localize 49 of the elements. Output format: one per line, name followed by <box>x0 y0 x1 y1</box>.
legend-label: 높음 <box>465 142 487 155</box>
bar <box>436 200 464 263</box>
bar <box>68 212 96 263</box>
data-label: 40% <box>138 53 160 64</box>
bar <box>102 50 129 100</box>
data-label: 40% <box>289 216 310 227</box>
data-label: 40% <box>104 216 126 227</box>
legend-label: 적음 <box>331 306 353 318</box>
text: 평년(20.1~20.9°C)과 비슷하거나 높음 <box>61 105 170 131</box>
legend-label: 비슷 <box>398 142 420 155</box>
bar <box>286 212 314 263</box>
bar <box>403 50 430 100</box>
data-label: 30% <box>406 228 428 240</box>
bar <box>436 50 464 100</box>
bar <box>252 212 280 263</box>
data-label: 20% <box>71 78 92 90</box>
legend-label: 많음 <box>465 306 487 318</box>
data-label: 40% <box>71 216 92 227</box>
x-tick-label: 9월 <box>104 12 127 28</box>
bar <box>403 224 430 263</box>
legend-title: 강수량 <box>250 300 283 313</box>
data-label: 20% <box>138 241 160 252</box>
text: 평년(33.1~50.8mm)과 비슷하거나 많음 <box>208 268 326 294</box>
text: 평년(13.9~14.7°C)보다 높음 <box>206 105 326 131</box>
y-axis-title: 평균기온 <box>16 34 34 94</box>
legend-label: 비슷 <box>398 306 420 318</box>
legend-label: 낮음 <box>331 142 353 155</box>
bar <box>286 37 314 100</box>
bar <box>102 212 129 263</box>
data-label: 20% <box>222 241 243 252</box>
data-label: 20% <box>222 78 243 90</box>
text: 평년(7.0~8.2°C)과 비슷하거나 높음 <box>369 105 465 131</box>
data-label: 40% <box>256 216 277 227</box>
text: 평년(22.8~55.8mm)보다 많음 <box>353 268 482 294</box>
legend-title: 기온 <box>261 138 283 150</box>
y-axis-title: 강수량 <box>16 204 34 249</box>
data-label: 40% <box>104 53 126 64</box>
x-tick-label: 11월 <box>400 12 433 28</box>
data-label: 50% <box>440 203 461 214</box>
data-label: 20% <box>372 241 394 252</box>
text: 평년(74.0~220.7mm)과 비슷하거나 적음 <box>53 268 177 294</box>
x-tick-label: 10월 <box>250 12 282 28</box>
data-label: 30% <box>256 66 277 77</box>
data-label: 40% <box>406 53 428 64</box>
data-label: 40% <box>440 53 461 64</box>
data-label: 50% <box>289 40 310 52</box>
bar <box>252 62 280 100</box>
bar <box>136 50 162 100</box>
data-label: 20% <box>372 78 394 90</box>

§ TASK DIRECTIONS: Report every line of the listing above that contains the string "title", copying each line in full.

§ EXERCISE OUTPUT:
legend-title: 강수량 <box>250 300 283 313</box>
y-axis-title: 평균기온 <box>16 34 34 94</box>
legend-title: 기온 <box>261 138 283 150</box>
y-axis-title: 강수량 <box>16 204 34 249</box>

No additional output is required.